# GIVEN EXERCISE
Reproduce every line of the records below verbatim, without changing anything.

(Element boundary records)
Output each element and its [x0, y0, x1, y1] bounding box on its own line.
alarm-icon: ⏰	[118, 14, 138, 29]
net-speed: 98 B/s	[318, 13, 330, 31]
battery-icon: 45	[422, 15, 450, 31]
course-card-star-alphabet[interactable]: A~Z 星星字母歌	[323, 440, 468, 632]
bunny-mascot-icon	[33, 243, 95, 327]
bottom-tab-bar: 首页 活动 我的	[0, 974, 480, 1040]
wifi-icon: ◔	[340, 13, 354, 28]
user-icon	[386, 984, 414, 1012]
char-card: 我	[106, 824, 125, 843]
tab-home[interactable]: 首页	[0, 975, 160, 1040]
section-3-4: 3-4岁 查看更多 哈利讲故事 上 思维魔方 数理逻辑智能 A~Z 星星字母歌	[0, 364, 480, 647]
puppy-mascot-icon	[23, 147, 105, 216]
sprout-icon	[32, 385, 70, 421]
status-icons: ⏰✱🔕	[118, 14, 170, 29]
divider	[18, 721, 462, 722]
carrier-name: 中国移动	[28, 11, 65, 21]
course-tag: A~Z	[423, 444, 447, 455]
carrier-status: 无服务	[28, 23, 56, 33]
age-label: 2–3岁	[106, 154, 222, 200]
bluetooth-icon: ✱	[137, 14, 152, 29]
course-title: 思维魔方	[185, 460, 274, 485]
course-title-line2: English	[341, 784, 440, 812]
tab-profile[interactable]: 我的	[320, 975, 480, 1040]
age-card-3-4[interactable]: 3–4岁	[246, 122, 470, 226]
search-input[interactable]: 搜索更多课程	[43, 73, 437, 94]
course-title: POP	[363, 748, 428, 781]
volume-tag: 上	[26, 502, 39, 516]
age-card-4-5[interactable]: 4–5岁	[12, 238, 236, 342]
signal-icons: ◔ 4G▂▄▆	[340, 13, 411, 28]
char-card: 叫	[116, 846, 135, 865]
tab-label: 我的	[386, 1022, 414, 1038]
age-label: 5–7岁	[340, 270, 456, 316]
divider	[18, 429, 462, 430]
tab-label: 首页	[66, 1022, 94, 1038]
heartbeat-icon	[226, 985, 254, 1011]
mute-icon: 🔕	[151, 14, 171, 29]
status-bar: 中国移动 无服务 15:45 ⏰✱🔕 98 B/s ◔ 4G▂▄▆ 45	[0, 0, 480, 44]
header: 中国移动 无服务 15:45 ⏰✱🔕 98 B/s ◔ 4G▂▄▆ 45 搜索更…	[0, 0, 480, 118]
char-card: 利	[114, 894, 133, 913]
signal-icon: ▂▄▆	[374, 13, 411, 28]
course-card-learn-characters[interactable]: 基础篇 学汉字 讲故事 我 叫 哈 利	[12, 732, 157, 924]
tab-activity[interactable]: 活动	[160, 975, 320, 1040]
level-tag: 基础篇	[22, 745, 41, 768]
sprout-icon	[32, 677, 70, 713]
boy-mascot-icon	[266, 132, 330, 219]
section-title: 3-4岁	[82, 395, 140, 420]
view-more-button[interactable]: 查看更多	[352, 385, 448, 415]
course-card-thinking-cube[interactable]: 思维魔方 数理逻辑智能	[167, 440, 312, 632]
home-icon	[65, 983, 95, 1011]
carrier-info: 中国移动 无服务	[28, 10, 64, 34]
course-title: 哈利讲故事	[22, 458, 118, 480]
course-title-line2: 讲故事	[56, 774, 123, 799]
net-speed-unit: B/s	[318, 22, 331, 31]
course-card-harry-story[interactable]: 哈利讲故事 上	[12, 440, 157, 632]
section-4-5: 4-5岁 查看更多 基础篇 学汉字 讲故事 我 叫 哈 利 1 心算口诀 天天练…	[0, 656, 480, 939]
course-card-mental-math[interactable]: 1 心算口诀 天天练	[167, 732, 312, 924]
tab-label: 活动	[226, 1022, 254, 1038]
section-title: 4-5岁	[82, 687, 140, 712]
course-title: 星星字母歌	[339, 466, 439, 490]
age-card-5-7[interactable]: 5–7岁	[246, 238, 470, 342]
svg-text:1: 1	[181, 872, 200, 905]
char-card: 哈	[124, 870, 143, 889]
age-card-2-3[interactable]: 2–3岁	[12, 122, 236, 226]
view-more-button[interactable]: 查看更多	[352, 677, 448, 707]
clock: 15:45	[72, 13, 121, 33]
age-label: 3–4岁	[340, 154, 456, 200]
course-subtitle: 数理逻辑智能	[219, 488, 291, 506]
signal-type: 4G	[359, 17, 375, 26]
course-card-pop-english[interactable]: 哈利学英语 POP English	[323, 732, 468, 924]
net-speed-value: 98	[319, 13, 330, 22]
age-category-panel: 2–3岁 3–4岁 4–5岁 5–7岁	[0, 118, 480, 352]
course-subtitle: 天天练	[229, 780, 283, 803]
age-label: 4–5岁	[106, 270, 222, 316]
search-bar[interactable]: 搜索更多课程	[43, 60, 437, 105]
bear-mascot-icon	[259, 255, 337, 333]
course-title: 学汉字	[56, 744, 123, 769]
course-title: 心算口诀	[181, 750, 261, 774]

# ANSWER TO THIS PROBLEM
Output each element and its [x0, y0, x1, y1] bounding box on its own line.
alarm-icon: ⏰	[118, 14, 138, 29]
net-speed: 98 B/s	[318, 13, 330, 31]
battery-icon: 45	[422, 15, 450, 31]
course-card-star-alphabet[interactable]: A~Z 星星字母歌	[323, 440, 468, 632]
bunny-mascot-icon	[33, 243, 95, 327]
bottom-tab-bar: 首页 活动 我的	[0, 974, 480, 1040]
wifi-icon: ◔	[340, 13, 354, 28]
user-icon	[386, 984, 414, 1012]
char-card: 我	[106, 824, 125, 843]
tab-home[interactable]: 首页	[0, 975, 160, 1040]
section-3-4: 3-4岁 查看更多 哈利讲故事 上 思维魔方 数理逻辑智能 A~Z 星星字母歌	[0, 364, 480, 647]
puppy-mascot-icon	[23, 147, 105, 216]
sprout-icon	[32, 385, 70, 421]
status-icons: ⏰✱🔕	[118, 14, 170, 29]
divider	[18, 721, 462, 722]
carrier-name: 中国移动	[28, 11, 65, 21]
course-tag: A~Z	[423, 444, 447, 455]
carrier-status: 无服务	[28, 23, 56, 33]
age-label: 2–3岁	[106, 154, 222, 200]
bluetooth-icon: ✱	[137, 14, 152, 29]
course-title: 思维魔方	[185, 460, 274, 485]
course-title-line2: English	[341, 784, 440, 812]
tab-profile[interactable]: 我的	[320, 975, 480, 1040]
age-card-3-4[interactable]: 3–4岁	[246, 122, 470, 226]
search-input[interactable]: 搜索更多课程	[43, 73, 437, 94]
course-title: POP	[363, 748, 428, 781]
volume-tag: 上	[26, 502, 39, 516]
age-card-4-5[interactable]: 4–5岁	[12, 238, 236, 342]
signal-icons: ◔ 4G▂▄▆	[340, 13, 411, 28]
char-card: 叫	[116, 846, 135, 865]
tab-label: 我的	[386, 1022, 414, 1038]
age-label: 5–7岁	[340, 270, 456, 316]
divider	[18, 429, 462, 430]
tab-label: 首页	[66, 1022, 94, 1038]
heartbeat-icon	[226, 985, 254, 1011]
mute-icon: 🔕	[151, 14, 171, 29]
status-bar: 中国移动 无服务 15:45 ⏰✱🔕 98 B/s ◔ 4G▂▄▆ 45	[0, 0, 480, 44]
header: 中国移动 无服务 15:45 ⏰✱🔕 98 B/s ◔ 4G▂▄▆ 45 搜索更…	[0, 0, 480, 118]
char-card: 利	[114, 894, 133, 913]
signal-icon: ▂▄▆	[374, 13, 411, 28]
course-card-learn-characters[interactable]: 基础篇 学汉字 讲故事 我 叫 哈 利	[12, 732, 157, 924]
tab-activity[interactable]: 活动	[160, 975, 320, 1040]
level-tag: 基础篇	[22, 745, 41, 768]
sprout-icon	[32, 677, 70, 713]
boy-mascot-icon	[266, 132, 330, 219]
section-title: 3-4岁	[82, 395, 140, 420]
view-more-button[interactable]: 查看更多	[352, 385, 448, 415]
course-card-thinking-cube[interactable]: 思维魔方 数理逻辑智能	[167, 440, 312, 632]
home-icon	[65, 983, 95, 1011]
carrier-info: 中国移动 无服务	[28, 10, 64, 34]
course-title: 哈利讲故事	[22, 458, 118, 480]
course-title-line2: 讲故事	[56, 774, 123, 799]
net-speed-unit: B/s	[318, 22, 331, 31]
course-card-harry-story[interactable]: 哈利讲故事 上	[12, 440, 157, 632]
section-4-5: 4-5岁 查看更多 基础篇 学汉字 讲故事 我 叫 哈 利 1 心算口诀 天天练…	[0, 656, 480, 939]
course-card-mental-math[interactable]: 1 心算口诀 天天练	[167, 732, 312, 924]
tab-label: 活动	[226, 1022, 254, 1038]
section-title: 4-5岁	[82, 687, 140, 712]
course-title: 星星字母歌	[339, 466, 439, 490]
age-card-5-7[interactable]: 5–7岁	[246, 238, 470, 342]
svg-text:1: 1	[181, 872, 200, 905]
char-card: 哈	[124, 870, 143, 889]
age-card-2-3[interactable]: 2–3岁	[12, 122, 236, 226]
view-more-button[interactable]: 查看更多	[352, 677, 448, 707]
clock: 15:45	[72, 13, 121, 33]
age-label: 3–4岁	[340, 154, 456, 200]
course-subtitle: 数理逻辑智能	[219, 488, 291, 506]
signal-type: 4G	[359, 17, 375, 26]
course-card-pop-english[interactable]: 哈利学英语 POP English	[323, 732, 468, 924]
net-speed-value: 98	[319, 13, 330, 22]
age-category-panel: 2–3岁 3–4岁 4–5岁 5–7岁	[0, 118, 480, 352]
course-subtitle: 天天练	[229, 780, 283, 803]
age-label: 4–5岁	[106, 270, 222, 316]
search-bar[interactable]: 搜索更多课程	[43, 60, 437, 105]
bear-mascot-icon	[259, 255, 337, 333]
course-title: 学汉字	[56, 744, 123, 769]
course-title: 心算口诀	[181, 750, 261, 774]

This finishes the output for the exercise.